_Source document:_
Microcap fraud: SEC v. Medient Studios, Inc., Civil Action No. 4:16-cv-00253 (S.D. Ga. Filed Sept. 23, 2016) is an action which names as defendants the company, purported to be in the film business and which changed its name to Moon River Studios, Inc.; Fonu2, Inc., supposedly a social commerce company operating under the name Moon River Studios, Manu Kumaran who founded and served as CFO and CEO of Mediente International Films; Joel Shapiro, at one point the CEO and CFO of Medient; and Roger Miguel, ithe CEO of Fonu2. Beginning in late 2012 Medient claimed to be a movie and video game producer. The firm also claimed to be building the largest movie studio in North America. By early 2015 the building plan failed. The firm’s assets were transferred to Fonu2. The CEO of each firm at the time was Joel Shapiro. Fonu2 was doing business at the time as Moon River Studios. During the period billions of shares of Medient and Fonu2 were issued at a discount to third-party financing companies who dumped the shares. The filings of each company during the period contained a series of misrepresentations. The share sales were not registered or reported. Defendants benefited from the scheme, according to the complaint, by having the firms finance their lavish life styles. The complaint alleges violations of Securities Act Sections 5(a), 5(c) and 17(a) and Exchange Act Sections 10(b), 13(a) and 14(c). The case is pending. See also In the Matter of Charles A. Koppelman, Adm. Proc. File No. 3-17569 (Sept. 23, 2016) (alleging violations of Exchange Act Section 16(a) by Respondent who was on the board of Medient; resolved with a cease and desist order based on the Section cited and the payment of a $25,000 penalty); In the Matter of Matthew T. Mellon, II, Adm. Proc. File No. 3-17571 (Sept. 23, 2016)(Exchange Act Section 16(a) action against a Medient board member; the action will be set for hearing); In the Matter of David A. Paterson, Adm. Proc. File No. 3-17568 (Sept. 23, 2016)( Exchange Act Section 16(a) action against a Medient board member; resolved with consent to a cease and desist order based on the cited Section and the payment of a $25,000 penalty).

Prime bank fraud: SEC v. North Star Finance LLC, Civil Action No. 15-cv-1339 (Sept. 23, 2016) is a previously filed action alleging a prime bank fraud. Included as defendants are the firm, Thomas Ellis and Yasuo Oda, each of whom settled with the Commission. Each defendant consented to the entry of an injunction prohibiting future violations of Securities Act Sections 5(a), 5(c) and 17(a) and Exchange Act Sections 10(b) and 15(a). Other remedies will be considered at a later date on motion of the Commission. See Lit. Rel. No. 23653 (Sept. 23, 2016).

FCPA

Och-Ziff Capital: Hedge Fund Och-Ziff Capital Management Group and its subsidiary, OZ Africa Management GP, LLC resolved FCPA charges with the DOJ and the SEC. In the criminal case the firm was charged in a four count criminal information. It alleged two counts of conspiracy to violate the FCPA, one count of falsifying its books and records and one count of failing to implement adequate internal controls. The firm’s subsidiary was charged with conspiring to bribe senior officials in the Democratic Republic of Congo. To resolve the charges Och-Ziff admitted the facts alleged in the complaint as part of entering into a three year deferred prosecution agreement that imposes a monitor. Och-Ziff will pay a criminal fine of $213 million. Subsidiary Oz Africa Management GP, LLC pleaded guilty to one count of conspiracy to violate the FCPA. Sentencing will be held on March 29, 2017.

_Data records:_

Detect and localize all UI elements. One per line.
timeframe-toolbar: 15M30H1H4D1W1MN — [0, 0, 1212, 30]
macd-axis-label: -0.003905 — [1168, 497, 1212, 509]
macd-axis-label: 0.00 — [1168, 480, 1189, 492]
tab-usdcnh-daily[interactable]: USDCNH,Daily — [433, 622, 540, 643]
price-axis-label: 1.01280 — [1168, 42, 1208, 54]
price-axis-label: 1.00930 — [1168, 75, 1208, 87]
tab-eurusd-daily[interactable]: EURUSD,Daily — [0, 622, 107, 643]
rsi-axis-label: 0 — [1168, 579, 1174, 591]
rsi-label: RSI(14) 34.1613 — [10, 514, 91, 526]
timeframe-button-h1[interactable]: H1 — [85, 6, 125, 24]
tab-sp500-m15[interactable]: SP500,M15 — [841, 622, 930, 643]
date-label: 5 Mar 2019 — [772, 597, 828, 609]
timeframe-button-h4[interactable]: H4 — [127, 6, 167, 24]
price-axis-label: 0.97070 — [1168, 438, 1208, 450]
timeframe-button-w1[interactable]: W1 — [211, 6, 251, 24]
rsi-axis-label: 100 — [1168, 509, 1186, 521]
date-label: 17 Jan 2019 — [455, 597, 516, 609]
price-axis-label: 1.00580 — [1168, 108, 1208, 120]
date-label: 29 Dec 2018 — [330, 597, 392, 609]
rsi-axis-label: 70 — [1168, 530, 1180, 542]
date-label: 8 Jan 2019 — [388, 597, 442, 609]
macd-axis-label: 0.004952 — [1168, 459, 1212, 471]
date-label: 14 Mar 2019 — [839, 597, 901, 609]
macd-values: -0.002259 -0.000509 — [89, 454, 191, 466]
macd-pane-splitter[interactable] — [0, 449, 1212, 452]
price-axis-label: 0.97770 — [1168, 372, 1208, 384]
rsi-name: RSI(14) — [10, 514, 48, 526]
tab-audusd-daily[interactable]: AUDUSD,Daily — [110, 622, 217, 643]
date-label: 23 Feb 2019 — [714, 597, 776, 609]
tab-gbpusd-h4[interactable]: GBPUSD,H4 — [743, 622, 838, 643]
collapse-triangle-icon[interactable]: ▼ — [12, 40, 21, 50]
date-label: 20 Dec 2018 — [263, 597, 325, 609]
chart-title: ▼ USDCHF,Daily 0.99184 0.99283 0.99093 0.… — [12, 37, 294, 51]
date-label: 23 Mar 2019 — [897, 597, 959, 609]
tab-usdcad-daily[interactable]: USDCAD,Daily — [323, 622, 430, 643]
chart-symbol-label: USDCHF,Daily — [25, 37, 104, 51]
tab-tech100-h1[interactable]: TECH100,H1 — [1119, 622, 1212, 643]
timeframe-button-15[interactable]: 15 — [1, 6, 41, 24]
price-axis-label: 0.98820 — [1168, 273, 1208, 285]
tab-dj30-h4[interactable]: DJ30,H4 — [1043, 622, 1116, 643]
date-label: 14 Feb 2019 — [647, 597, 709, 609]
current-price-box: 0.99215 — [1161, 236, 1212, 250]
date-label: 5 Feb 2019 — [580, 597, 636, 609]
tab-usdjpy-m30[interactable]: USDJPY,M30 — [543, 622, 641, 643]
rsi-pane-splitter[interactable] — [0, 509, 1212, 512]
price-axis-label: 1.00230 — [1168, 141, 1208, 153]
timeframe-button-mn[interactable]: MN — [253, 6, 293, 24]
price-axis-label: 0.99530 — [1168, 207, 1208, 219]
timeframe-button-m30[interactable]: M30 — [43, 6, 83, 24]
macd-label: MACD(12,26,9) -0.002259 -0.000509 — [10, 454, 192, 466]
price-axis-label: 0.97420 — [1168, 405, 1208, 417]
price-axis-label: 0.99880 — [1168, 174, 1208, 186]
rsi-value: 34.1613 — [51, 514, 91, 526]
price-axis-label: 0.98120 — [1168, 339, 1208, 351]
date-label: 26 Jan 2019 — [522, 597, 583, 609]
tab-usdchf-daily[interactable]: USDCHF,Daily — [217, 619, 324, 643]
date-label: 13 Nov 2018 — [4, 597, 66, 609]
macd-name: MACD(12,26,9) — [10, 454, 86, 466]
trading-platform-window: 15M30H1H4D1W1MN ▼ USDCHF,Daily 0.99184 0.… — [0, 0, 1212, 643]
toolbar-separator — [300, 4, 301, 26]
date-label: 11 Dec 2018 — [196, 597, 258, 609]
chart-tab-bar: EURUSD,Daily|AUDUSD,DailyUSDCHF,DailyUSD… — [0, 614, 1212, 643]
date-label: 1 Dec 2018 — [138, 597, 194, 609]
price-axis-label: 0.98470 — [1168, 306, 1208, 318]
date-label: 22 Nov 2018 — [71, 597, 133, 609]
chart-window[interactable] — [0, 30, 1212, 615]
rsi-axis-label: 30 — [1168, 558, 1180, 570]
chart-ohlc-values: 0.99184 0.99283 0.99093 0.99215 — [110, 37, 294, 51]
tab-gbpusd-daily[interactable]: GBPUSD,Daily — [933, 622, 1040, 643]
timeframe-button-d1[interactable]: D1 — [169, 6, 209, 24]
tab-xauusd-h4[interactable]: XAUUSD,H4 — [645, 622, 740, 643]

_Parts of the exercise:_
• a. Using the securities enforcement summary, answer each question below.
(i) What penalty did Charles A. Koppelman pay to resolve his case?
(ii) Besides North Star Finance LLC itself, which two defendants settled with the Commission?
(iii) How large a criminal fine will Och-Ziff pay?
• b. Write the next part of the securities enforcement summary, picking up right after its final sentence.

_Responses:_
• a.
(i) $25,000
(ii) Thomas Ellis and Yasuo Oda
(iii) $213 million

• b.
The scheme centered on paying bribes in Libya, the DRC, Chad and Niger. Beginning in 2005, and continuing through 2012, a business man in the DRC paid over $100 million in bribes to officials for special access to certain investment. The hedge fund entered in several DRC related transactions with the businessman despite the fact that two firm employees knew – and a senior Och-Ziff employee believed – that it was likely the individual gained access to the investment through bribery.

Firm employees funded the ventures involving the businessman on the understanding that portions of the money would be used to pay high ranking DRC officials to secure, and to obtain, preferential treatment as to certain investment opportunities. In fact the businessman did pay bribes to secure the opportunities.

In 2007 a senior Och-Ziff employee engaged a third party arrangement to assist in securing an investment from the Libyan sovereign wealthy fund. When the agent was hired the company official knew corrupt payments would be required. No due diligence was conducted when the employee was retained. Following a meeting between a senior firm employee and a Libyan official empowered to make investment decisions for the sovereign wealth fund, a $300 million investment was made with Och-Ziff hedge funds. The firm subsequently entered into a consulting agreement under which $375 million was paid as a finder’s fee, knowing that a portion of that fee would be paid to Libyan officials.

In resolving the action the Department considered the fact that the firm failed to self-report and the high dollar nature of the transactions and that it cooperated during the investigation. The fine was set at 20% below the lower end of the sentencing guideline calculation.

The SEC brought a parallel action against the hedge fund, Oz Management L.P, a registered investment adviser, Daniel Och, its founder and CEO, and Joel Frank, its CFO. In the Matter of Och-Ziff Capital Management Group, Adm. Proc. File No. 3-17595 (Sept. 29, 2016). The conduct was discovered as part of the Commission’s investigation into dealings with sovereign wealth funds. The Order alleges violations of Exchange Act Sections 30A, 13(b)(2)(A), 13(b)(2)(B) and Advisers Act Sections 206(1), 206(2) and 206(4). To resolve the matter the two entity defendants agreed to implement a series of undertakings which include enhancing the internal controls and designating a CCO. The firm and Respondent Frank consented to the entry of a cease and desist order based on the Exchange Act Sections; Oz Management consented to a cease and desist order based on the Advisers Act Section; and Respondent Och consented to a cease and desist order based on Exchange Act Section 13(b)(2)(A). The two entities were also censured and will pay, jointly and severally, disgorgement of $173,186 and prejudgment interest. Respondent Och will pay disgorgement of $1,900,000 which represents his estimated gain from certain transactions and prejudgment interest.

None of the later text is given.